Quote every entry word for word.

::: Supplied records

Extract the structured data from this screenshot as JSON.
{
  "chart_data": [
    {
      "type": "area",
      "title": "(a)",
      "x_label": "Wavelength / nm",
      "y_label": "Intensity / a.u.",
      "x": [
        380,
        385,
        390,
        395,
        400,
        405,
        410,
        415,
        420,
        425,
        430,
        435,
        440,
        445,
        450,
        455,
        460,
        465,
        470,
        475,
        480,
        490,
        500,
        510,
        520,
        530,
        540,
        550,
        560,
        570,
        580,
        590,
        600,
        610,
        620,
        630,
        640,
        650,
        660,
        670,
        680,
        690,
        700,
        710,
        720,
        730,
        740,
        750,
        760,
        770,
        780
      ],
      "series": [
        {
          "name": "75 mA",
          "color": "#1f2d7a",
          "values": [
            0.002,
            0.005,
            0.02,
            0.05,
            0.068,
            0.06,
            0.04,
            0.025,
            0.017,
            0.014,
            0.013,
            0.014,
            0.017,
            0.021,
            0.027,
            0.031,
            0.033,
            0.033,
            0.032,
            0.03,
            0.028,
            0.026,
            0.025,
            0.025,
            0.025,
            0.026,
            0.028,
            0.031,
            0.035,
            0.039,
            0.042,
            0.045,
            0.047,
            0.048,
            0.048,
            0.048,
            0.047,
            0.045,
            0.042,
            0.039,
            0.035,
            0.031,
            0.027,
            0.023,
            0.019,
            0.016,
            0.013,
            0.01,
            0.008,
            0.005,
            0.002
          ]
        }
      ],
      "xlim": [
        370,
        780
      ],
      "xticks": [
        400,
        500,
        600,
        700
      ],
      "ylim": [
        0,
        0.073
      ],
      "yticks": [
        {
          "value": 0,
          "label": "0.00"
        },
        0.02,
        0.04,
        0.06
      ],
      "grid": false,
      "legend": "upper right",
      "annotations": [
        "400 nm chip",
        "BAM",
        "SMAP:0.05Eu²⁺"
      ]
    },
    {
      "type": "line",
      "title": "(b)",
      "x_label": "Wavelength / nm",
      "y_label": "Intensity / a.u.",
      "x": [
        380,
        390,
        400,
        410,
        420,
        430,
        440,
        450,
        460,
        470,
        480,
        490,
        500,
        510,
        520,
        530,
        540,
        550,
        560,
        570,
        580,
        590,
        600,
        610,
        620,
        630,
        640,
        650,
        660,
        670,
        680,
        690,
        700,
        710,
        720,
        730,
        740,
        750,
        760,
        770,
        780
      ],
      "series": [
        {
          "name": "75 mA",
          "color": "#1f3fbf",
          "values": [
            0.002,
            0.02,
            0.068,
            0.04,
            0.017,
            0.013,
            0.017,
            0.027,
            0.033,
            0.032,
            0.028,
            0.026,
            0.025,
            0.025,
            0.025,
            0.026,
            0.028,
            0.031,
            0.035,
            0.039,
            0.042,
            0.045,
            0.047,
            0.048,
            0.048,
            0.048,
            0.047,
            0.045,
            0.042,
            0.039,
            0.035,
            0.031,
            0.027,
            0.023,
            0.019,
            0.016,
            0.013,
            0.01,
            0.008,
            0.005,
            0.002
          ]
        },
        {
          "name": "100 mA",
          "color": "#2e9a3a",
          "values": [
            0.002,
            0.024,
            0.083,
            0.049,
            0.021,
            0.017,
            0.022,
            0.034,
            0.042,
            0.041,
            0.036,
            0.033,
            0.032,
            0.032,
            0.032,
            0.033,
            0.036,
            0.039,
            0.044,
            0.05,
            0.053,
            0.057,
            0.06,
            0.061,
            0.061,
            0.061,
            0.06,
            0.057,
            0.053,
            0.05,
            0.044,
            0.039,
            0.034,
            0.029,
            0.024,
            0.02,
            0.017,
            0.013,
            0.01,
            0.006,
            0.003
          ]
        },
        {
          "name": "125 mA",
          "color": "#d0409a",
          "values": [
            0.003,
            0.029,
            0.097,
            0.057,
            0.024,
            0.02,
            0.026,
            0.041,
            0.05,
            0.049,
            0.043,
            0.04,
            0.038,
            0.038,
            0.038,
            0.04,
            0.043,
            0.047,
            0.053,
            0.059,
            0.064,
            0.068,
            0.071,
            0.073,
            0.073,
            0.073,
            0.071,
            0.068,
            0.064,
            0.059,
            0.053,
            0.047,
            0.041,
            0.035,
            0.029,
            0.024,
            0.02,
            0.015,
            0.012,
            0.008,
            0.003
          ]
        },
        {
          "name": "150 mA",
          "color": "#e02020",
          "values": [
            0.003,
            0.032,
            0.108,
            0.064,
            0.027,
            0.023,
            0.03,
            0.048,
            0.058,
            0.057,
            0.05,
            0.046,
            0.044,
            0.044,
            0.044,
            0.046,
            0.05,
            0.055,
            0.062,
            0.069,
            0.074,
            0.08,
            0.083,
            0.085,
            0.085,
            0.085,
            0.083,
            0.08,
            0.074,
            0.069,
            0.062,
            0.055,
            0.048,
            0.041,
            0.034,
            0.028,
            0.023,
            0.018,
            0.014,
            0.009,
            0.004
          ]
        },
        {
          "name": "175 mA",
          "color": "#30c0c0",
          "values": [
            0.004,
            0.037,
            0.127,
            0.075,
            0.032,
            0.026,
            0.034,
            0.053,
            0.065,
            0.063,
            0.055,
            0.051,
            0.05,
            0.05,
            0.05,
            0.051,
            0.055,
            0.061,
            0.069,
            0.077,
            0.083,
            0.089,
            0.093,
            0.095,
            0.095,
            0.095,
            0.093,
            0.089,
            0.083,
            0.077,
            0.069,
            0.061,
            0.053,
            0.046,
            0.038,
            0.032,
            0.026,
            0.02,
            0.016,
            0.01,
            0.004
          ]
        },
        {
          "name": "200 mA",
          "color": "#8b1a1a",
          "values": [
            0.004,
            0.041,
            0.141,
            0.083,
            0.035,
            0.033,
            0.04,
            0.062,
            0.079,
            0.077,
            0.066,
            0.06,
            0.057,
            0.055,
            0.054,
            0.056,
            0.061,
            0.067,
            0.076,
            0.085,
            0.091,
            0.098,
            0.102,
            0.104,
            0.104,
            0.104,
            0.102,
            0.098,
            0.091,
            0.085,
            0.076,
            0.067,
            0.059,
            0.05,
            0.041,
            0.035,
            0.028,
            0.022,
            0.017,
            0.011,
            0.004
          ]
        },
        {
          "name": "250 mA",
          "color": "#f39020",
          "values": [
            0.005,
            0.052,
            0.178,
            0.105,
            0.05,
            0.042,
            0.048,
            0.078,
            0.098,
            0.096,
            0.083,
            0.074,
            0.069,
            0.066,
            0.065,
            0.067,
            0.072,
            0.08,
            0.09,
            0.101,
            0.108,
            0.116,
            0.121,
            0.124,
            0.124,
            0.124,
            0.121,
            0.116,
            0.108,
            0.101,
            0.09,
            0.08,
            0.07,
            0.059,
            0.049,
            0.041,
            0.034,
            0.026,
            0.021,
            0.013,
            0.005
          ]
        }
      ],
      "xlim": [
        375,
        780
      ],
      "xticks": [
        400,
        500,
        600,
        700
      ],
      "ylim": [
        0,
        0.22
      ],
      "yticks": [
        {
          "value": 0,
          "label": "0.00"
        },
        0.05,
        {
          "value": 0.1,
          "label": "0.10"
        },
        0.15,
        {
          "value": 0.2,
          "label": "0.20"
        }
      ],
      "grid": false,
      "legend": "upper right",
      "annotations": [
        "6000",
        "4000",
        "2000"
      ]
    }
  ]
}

::::::

> Exercise response:
Extract the structured data from this screenshot as JSON.
{
  "chart_data": [
    {
      "type": "area",
      "title": "(a)",
      "x_label": "Wavelength / nm",
      "y_label": "Intensity / a.u.",
      "x": [
        380,
        385,
        390,
        395,
        400,
        405,
        410,
        415,
        420,
        425,
        430,
        435,
        440,
        445,
        450,
        455,
        460,
        465,
        470,
        475,
        480,
        490,
        500,
        510,
        520,
        530,
        540,
        550,
        560,
        570,
        580,
        590,
        600,
        610,
        620,
        630,
        640,
        650,
        660,
        670,
        680,
        690,
        700,
        710,
        720,
        730,
        740,
        750,
        760,
        770,
        780
      ],
      "series": [
        {
          "name": "75 mA",
          "color": "#1f2d7a",
          "values": [
            0.002,
            0.005,
            0.02,
            0.05,
            0.068,
            0.06,
            0.04,
            0.025,
            0.017,
            0.014,
            0.013,
            0.014,
            0.017,
            0.021,
            0.027,
            0.031,
            0.033,
            0.033,
            0.032,
            0.03,
            0.028,
            0.026,
            0.025,
            0.025,
            0.025,
            0.026,
            0.028,
            0.031,
            0.035,
            0.039,
            0.042,
            0.045,
            0.047,
            0.048,
            0.048,
            0.048,
            0.047,
            0.045,
            0.042,
            0.039,
            0.035,
            0.031,
            0.027,
            0.023,
            0.019,
            0.016,
            0.013,
            0.01,
            0.008,
            0.005,
            0.002
          ]
        }
      ],
      "xlim": [
        370,
        780
      ],
      "xticks": [
        400,
        500,
        600,
        700
      ],
      "ylim": [
        0,
        0.073
      ],
      "yticks": [
        {
          "value": 0,
          "label": "0.00"
        },
        0.02,
        0.04,
        0.06
      ],
      "grid": false,
      "legend": "upper right",
      "annotations": [
        "400 nm chip",
        "BAM",
        "SMAP:0.05Eu²⁺"
      ]
    },
    {
      "type": "line",
      "title": "(b)",
      "x_label": "Wavelength / nm",
      "y_label": "Intensity / a.u.",
      "x": [
        380,
        390,
        400,
        410,
        420,
        430,
        440,
        450,
        460,
        470,
        480,
        490,
        500,
        510,
        520,
        530,
        540,
        550,
        560,
        570,
        580,
        590,
        600,
        610,
        620,
        630,
        640,
        650,
        660,
        670,
        680,
        690,
        700,
        710,
        720,
        730,
        740,
        750,
        760,
        770,
        780
      ],
      "series": [
        {
          "name": "75 mA",
          "color": "#1f3fbf",
          "values": [
            0.002,
            0.02,
            0.068,
            0.04,
            0.017,
            0.013,
            0.017,
            0.027,
            0.033,
            0.032,
            0.028,
            0.026,
            0.025,
            0.025,
            0.025,
            0.026,
            0.028,
            0.031,
            0.035,
            0.039,
            0.042,
            0.045,
            0.047,
            0.048,
            0.048,
            0.048,
            0.047,
            0.045,
            0.042,
            0.039,
            0.035,
            0.031,
            0.027,
            0.023,
            0.019,
            0.016,
            0.013,
            0.01,
            0.008,
            0.005,
            0.002
          ]
        },
        {
          "name": "100 mA",
          "color": "#2e9a3a",
          "values": [
            0.002,
            0.024,
            0.083,
            0.049,
            0.021,
            0.017,
            0.022,
            0.034,
            0.042,
            0.041,
            0.036,
            0.033,
            0.032,
            0.032,
            0.032,
            0.033,
            0.036,
            0.039,
            0.044,
            0.05,
            0.053,
            0.057,
            0.06,
            0.061,
            0.061,
            0.061,
            0.06,
            0.057,
            0.053,
            0.05,
            0.044,
            0.039,
            0.034,
            0.029,
            0.024,
            0.02,
            0.017,
            0.013,
            0.01,
            0.006,
            0.003
          ]
        },
        {
          "name": "125 mA",
          "color": "#d0409a",
          "values": [
            0.003,
            0.029,
            0.097,
            0.057,
            0.024,
            0.02,
            0.026,
            0.041,
            0.05,
            0.049,
            0.043,
            0.04,
            0.038,
            0.038,
            0.038,
            0.04,
            0.043,
            0.047,
            0.053,
            0.059,
            0.064,
            0.068,
            0.071,
            0.073,
            0.073,
            0.073,
            0.071,
            0.068,
            0.064,
            0.059,
            0.053,
            0.047,
            0.041,
            0.035,
            0.029,
            0.024,
            0.02,
            0.015,
            0.012,
            0.008,
            0.003
          ]
        },
        {
          "name": "150 mA",
          "color": "#e02020",
          "values": [
            0.003,
            0.032,
            0.108,
            0.064,
            0.027,
            0.023,
            0.03,
            0.048,
            0.058,
            0.057,
            0.05,
            0.046,
            0.044,
            0.044,
            0.044,
            0.046,
            0.05,
            0.055,
            0.062,
            0.069,
            0.074,
            0.08,
            0.083,
            0.085,
            0.085,
            0.085,
            0.083,
            0.08,
            0.074,
            0.069,
            0.062,
            0.055,
            0.048,
            0.041,
            0.034,
            0.028,
            0.023,
            0.018,
            0.014,
            0.009,
            0.004
          ]
        },
        {
          "name": "175 mA",
          "color": "#30c0c0",
          "values": [
            0.004,
            0.037,
            0.127,
            0.075,
            0.032,
            0.026,
            0.034,
            0.053,
            0.065,
            0.063,
            0.055,
            0.051,
            0.05,
            0.05,
            0.05,
            0.051,
            0.055,
            0.061,
            0.069,
            0.077,
            0.083,
            0.089,
            0.093,
            0.095,
            0.095,
            0.095,
            0.093,
            0.089,
            0.083,
            0.077,
            0.069,
            0.061,
            0.053,
            0.046,
            0.038,
            0.032,
            0.026,
            0.02,
            0.016,
            0.01,
            0.004
          ]
        },
        {
          "name": "200 mA",
          "color": "#8b1a1a",
          "values": [
            0.004,
            0.041,
            0.141,
            0.083,
            0.035,
            0.033,
            0.04,
            0.062,
            0.079,
            0.077,
            0.066,
            0.06,
            0.057,
            0.055,
            0.054,
            0.056,
            0.061,
            0.067,
            0.076,
            0.085,
            0.091,
            0.098,
            0.102,
            0.104,
            0.104,
            0.104,
            0.102,
            0.098,
            0.091,
            0.085,
            0.076,
            0.067,
            0.059,
            0.05,
            0.041,
            0.035,
            0.028,
            0.022,
            0.017,
            0.011,
            0.004
          ]
        },
        {
          "name": "250 mA",
          "color": "#f39020",
          "values": [
            0.005,
            0.052,
            0.178,
            0.105,
            0.05,
            0.042,
            0.048,
            0.078,
            0.098,
            0.096,
            0.083,
            0.074,
            0.069,
            0.066,
            0.065,
            0.067,
            0.072,
            0.08,
            0.09,
            0.101,
            0.108,
            0.116,
            0.121,
            0.124,
            0.124,
            0.124,
            0.121,
            0.116,
            0.108,
            0.101,
            0.09,
            0.08,
            0.07,
            0.059,
            0.049,
            0.041,
            0.034,
            0.026,
            0.021,
            0.013,
            0.005
          ]
        }
      ],
      "xlim": [
        375,
        780
      ],
      "xticks": [
        400,
        500,
        600,
        700
      ],
      "ylim": [
        0,
        0.22
      ],
      "yticks": [
        {
          "value": 0,
          "label": "0.00"
        },
        0.05,
        {
          "value": 0.1,
          "label": "0.10"
        },
        0.15,
        {
          "value": 0.2,
          "label": "0.20"
        }
      ],
      "grid": false,
      "legend": "upper right",
      "annotations": [
        "6000",
        "4000",
        "2000"
      ]
    }
  ]
}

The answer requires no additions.